Retype every entry word for word.

→ **INPUT DATA**:

━━━━━━━━

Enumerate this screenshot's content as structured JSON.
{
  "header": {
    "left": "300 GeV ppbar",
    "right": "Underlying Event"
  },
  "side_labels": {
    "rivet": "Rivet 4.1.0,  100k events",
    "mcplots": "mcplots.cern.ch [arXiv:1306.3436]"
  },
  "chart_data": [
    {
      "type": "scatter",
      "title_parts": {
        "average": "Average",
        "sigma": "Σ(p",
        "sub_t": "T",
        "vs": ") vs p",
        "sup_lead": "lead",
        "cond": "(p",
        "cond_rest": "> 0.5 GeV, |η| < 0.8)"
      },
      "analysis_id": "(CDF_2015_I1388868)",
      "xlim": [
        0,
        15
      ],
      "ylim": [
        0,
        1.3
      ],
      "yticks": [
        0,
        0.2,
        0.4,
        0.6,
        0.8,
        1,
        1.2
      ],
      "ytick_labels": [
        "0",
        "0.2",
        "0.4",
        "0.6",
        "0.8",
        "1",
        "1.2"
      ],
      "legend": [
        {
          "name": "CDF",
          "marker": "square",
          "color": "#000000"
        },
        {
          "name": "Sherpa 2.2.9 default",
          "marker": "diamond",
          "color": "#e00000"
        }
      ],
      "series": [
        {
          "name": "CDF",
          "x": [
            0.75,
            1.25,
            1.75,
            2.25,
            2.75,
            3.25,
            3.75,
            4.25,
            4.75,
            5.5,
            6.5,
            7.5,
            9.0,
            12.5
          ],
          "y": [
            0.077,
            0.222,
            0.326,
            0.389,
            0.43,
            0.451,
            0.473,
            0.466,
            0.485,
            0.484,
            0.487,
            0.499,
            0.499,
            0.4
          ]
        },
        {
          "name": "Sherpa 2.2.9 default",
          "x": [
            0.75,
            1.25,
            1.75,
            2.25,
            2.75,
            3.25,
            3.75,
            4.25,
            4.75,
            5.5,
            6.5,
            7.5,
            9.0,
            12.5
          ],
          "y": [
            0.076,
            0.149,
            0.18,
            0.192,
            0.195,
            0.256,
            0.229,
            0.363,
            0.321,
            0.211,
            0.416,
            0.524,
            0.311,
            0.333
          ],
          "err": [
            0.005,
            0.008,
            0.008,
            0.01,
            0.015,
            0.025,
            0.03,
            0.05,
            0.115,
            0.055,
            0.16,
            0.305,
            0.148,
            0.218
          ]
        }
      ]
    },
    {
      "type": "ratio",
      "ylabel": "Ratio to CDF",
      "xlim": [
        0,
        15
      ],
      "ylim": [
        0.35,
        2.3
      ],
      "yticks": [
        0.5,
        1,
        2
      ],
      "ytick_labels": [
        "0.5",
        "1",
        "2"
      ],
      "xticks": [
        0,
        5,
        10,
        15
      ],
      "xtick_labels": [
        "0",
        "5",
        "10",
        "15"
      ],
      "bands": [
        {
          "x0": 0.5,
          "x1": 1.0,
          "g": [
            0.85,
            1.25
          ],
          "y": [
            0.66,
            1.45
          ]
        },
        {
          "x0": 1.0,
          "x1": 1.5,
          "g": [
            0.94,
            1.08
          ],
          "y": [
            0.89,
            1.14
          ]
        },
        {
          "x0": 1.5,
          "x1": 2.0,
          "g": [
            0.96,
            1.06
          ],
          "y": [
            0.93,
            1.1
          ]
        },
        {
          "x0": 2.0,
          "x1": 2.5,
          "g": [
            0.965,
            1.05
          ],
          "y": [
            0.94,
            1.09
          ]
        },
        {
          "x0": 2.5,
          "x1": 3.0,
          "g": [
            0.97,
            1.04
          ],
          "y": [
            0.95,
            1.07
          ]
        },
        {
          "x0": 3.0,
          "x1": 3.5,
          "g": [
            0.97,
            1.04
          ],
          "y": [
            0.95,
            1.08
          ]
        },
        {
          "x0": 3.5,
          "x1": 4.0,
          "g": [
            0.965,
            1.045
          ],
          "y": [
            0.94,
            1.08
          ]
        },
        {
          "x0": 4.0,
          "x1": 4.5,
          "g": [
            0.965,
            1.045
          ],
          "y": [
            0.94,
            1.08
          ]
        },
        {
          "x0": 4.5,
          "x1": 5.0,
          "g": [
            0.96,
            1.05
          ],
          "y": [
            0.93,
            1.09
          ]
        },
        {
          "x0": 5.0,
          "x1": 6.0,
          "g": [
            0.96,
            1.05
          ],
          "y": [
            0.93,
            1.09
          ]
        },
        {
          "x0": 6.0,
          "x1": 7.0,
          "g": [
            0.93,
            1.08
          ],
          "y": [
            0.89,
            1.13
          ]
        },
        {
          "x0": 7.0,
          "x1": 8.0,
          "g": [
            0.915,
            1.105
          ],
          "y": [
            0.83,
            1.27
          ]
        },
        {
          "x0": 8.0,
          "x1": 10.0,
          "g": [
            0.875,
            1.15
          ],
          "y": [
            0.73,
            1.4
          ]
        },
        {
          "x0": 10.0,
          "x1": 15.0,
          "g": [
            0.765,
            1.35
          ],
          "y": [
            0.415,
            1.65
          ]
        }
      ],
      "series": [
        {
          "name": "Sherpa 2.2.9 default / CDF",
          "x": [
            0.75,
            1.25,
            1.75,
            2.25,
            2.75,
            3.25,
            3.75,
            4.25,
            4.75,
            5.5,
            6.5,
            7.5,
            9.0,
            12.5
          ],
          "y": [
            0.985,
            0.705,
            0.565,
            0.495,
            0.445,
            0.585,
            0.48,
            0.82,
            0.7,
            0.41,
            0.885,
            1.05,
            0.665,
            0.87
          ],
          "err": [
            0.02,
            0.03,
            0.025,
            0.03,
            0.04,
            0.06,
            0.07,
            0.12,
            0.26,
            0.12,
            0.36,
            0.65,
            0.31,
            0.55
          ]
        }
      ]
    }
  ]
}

━━━━━━━━

→ **THE ANSWER**:
Enumerate this screenshot's content as structured JSON.
{
  "header": {
    "left": "300 GeV ppbar",
    "right": "Underlying Event"
  },
  "side_labels": {
    "rivet": "Rivet 4.1.0,  100k events",
    "mcplots": "mcplots.cern.ch [arXiv:1306.3436]"
  },
  "chart_data": [
    {
      "type": "scatter",
      "title_parts": {
        "average": "Average",
        "sigma": "Σ(p",
        "sub_t": "T",
        "vs": ") vs p",
        "sup_lead": "lead",
        "cond": "(p",
        "cond_rest": "> 0.5 GeV, |η| < 0.8)"
      },
      "analysis_id": "(CDF_2015_I1388868)",
      "xlim": [
        0,
        15
      ],
      "ylim": [
        0,
        1.3
      ],
      "yticks": [
        0,
        0.2,
        0.4,
        0.6,
        0.8,
        1,
        1.2
      ],
      "ytick_labels": [
        "0",
        "0.2",
        "0.4",
        "0.6",
        "0.8",
        "1",
        "1.2"
      ],
      "legend": [
        {
          "name": "CDF",
          "marker": "square",
          "color": "#000000"
        },
        {
          "name": "Sherpa 2.2.9 default",
          "marker": "diamond",
          "color": "#e00000"
        }
      ],
      "series": [
        {
          "name": "CDF",
          "x": [
            0.75,
            1.25,
            1.75,
            2.25,
            2.75,
            3.25,
            3.75,
            4.25,
            4.75,
            5.5,
            6.5,
            7.5,
            9.0,
            12.5
          ],
          "y": [
            0.077,
            0.222,
            0.326,
            0.389,
            0.43,
            0.451,
            0.473,
            0.466,
            0.485,
            0.484,
            0.487,
            0.499,
            0.499,
            0.4
          ]
        },
        {
          "name": "Sherpa 2.2.9 default",
          "x": [
            0.75,
            1.25,
            1.75,
            2.25,
            2.75,
            3.25,
            3.75,
            4.25,
            4.75,
            5.5,
            6.5,
            7.5,
            9.0,
            12.5
          ],
          "y": [
            0.076,
            0.149,
            0.18,
            0.192,
            0.195,
            0.256,
            0.229,
            0.363,
            0.321,
            0.211,
            0.416,
            0.524,
            0.311,
            0.333
          ],
          "err": [
            0.005,
            0.008,
            0.008,
            0.01,
            0.015,
            0.025,
            0.03,
            0.05,
            0.115,
            0.055,
            0.16,
            0.305,
            0.148,
            0.218
          ]
        }
      ]
    },
    {
      "type": "ratio",
      "ylabel": "Ratio to CDF",
      "xlim": [
        0,
        15
      ],
      "ylim": [
        0.35,
        2.3
      ],
      "yticks": [
        0.5,
        1,
        2
      ],
      "ytick_labels": [
        "0.5",
        "1",
        "2"
      ],
      "xticks": [
        0,
        5,
        10,
        15
      ],
      "xtick_labels": [
        "0",
        "5",
        "10",
        "15"
      ],
      "bands": [
        {
          "x0": 0.5,
          "x1": 1.0,
          "g": [
            0.85,
            1.25
          ],
          "y": [
            0.66,
            1.45
          ]
        },
        {
          "x0": 1.0,
          "x1": 1.5,
          "g": [
            0.94,
            1.08
          ],
          "y": [
            0.89,
            1.14
          ]
        },
        {
          "x0": 1.5,
          "x1": 2.0,
          "g": [
            0.96,
            1.06
          ],
          "y": [
            0.93,
            1.1
          ]
        },
        {
          "x0": 2.0,
          "x1": 2.5,
          "g": [
            0.965,
            1.05
          ],
          "y": [
            0.94,
            1.09
          ]
        },
        {
          "x0": 2.5,
          "x1": 3.0,
          "g": [
            0.97,
            1.04
          ],
          "y": [
            0.95,
            1.07
          ]
        },
        {
          "x0": 3.0,
          "x1": 3.5,
          "g": [
            0.97,
            1.04
          ],
          "y": [
            0.95,
            1.08
          ]
        },
        {
          "x0": 3.5,
          "x1": 4.0,
          "g": [
            0.965,
            1.045
          ],
          "y": [
            0.94,
            1.08
          ]
        },
        {
          "x0": 4.0,
          "x1": 4.5,
          "g": [
            0.965,
            1.045
          ],
          "y": [
            0.94,
            1.08
          ]
        },
        {
          "x0": 4.5,
          "x1": 5.0,
          "g": [
            0.96,
            1.05
          ],
          "y": [
            0.93,
            1.09
          ]
        },
        {
          "x0": 5.0,
          "x1": 6.0,
          "g": [
            0.96,
            1.05
          ],
          "y": [
            0.93,
            1.09
          ]
        },
        {
          "x0": 6.0,
          "x1": 7.0,
          "g": [
            0.93,
            1.08
          ],
          "y": [
            0.89,
            1.13
          ]
        },
        {
          "x0": 7.0,
          "x1": 8.0,
          "g": [
            0.915,
            1.105
          ],
          "y": [
            0.83,
            1.27
          ]
        },
        {
          "x0": 8.0,
          "x1": 10.0,
          "g": [
            0.875,
            1.15
          ],
          "y": [
            0.73,
            1.4
          ]
        },
        {
          "x0": 10.0,
          "x1": 15.0,
          "g": [
            0.765,
            1.35
          ],
          "y": [
            0.415,
            1.65
          ]
        }
      ],
      "series": [
        {
          "name": "Sherpa 2.2.9 default / CDF",
          "x": [
            0.75,
            1.25,
            1.75,
            2.25,
            2.75,
            3.25,
            3.75,
            4.25,
            4.75,
            5.5,
            6.5,
            7.5,
            9.0,
            12.5
          ],
          "y": [
            0.985,
            0.705,
            0.565,
            0.495,
            0.445,
            0.585,
            0.48,
            0.82,
            0.7,
            0.41,
            0.885,
            1.05,
            0.665,
            0.87
          ],
          "err": [
            0.02,
            0.03,
            0.025,
            0.03,
            0.04,
            0.06,
            0.07,
            0.12,
            0.26,
            0.12,
            0.36,
            0.65,
            0.31,
            0.55
          ]
        }
      ]
    }
  ]
}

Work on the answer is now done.